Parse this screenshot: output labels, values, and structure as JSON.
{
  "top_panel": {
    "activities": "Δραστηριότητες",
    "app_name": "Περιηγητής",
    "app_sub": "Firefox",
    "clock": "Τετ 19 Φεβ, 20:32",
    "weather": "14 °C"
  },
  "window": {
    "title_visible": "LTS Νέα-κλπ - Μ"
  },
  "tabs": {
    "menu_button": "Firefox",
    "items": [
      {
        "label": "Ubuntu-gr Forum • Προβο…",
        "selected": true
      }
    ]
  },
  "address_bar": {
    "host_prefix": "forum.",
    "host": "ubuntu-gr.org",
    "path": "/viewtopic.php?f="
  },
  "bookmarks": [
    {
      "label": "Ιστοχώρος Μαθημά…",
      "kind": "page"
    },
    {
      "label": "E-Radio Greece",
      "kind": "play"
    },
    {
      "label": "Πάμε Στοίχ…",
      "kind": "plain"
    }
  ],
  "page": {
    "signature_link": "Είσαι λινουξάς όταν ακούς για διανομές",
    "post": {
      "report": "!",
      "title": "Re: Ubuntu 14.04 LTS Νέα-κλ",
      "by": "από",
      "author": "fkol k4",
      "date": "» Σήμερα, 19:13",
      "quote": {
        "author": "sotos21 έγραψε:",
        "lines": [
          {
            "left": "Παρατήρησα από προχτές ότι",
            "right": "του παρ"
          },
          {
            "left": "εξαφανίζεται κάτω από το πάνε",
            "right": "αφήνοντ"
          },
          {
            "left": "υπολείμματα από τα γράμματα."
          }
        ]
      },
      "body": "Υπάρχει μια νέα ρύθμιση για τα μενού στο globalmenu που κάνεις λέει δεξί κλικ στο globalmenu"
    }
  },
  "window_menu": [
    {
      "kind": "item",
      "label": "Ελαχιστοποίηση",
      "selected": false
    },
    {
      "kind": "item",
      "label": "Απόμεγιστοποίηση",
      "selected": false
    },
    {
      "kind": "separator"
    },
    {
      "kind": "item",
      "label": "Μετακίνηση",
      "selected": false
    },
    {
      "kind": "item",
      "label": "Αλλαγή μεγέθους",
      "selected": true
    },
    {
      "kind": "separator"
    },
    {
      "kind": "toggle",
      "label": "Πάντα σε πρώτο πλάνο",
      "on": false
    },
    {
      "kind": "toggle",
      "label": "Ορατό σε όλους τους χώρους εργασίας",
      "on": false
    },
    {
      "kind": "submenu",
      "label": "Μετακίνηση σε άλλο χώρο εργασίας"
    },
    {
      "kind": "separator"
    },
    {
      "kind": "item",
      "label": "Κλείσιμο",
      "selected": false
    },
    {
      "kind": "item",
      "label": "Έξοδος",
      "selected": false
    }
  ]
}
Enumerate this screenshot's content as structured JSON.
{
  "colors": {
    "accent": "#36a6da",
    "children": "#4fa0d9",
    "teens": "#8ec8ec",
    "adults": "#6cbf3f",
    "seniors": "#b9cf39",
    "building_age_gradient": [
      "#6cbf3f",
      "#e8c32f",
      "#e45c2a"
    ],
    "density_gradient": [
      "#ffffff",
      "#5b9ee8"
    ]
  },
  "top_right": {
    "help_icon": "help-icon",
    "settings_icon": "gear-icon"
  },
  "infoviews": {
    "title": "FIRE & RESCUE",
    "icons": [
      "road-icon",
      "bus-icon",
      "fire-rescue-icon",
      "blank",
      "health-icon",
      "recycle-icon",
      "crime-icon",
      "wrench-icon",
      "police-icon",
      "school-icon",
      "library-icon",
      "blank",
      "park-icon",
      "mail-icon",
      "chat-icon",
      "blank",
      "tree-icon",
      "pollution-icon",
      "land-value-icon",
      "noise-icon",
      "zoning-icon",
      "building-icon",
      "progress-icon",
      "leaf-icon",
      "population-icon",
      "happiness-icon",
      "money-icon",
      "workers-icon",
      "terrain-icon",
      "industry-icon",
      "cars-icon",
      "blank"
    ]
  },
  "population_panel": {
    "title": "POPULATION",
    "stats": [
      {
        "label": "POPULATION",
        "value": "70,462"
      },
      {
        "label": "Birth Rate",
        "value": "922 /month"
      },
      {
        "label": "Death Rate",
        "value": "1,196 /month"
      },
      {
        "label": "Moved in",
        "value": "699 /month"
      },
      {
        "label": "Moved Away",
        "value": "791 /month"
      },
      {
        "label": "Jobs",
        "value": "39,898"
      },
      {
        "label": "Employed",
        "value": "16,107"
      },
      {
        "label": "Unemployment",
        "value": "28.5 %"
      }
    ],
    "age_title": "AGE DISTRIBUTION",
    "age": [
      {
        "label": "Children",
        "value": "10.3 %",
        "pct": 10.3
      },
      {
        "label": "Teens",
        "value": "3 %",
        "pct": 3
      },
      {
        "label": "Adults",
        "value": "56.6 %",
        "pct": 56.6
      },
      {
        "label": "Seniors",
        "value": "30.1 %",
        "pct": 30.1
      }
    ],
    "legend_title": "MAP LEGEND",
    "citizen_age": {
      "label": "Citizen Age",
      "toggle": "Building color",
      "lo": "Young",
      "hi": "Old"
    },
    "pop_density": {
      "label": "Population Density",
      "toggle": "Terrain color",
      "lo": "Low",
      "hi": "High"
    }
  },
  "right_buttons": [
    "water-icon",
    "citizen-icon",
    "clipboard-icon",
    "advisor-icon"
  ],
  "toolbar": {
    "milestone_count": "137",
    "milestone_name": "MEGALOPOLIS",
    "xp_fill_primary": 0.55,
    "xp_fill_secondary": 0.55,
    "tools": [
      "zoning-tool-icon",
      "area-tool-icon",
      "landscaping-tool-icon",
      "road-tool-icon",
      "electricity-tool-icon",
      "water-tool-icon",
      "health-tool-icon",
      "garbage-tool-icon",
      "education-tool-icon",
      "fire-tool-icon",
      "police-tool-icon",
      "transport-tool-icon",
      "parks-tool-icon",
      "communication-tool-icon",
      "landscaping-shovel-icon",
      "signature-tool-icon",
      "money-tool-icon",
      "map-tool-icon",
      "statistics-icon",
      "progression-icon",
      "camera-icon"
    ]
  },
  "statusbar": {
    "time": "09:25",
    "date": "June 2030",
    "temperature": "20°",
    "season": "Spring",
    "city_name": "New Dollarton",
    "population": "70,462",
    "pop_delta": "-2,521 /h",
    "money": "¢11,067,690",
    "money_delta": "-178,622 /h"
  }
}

□ □ □ □ □ □ □

◆ The exercise
Scan the entries above for the word "screenshot" and collect each line holding it.

◆ Task output
Parse this screenshot: output labels, values, and structure as JSON.
Enumerate this screenshot's content as structured JSON.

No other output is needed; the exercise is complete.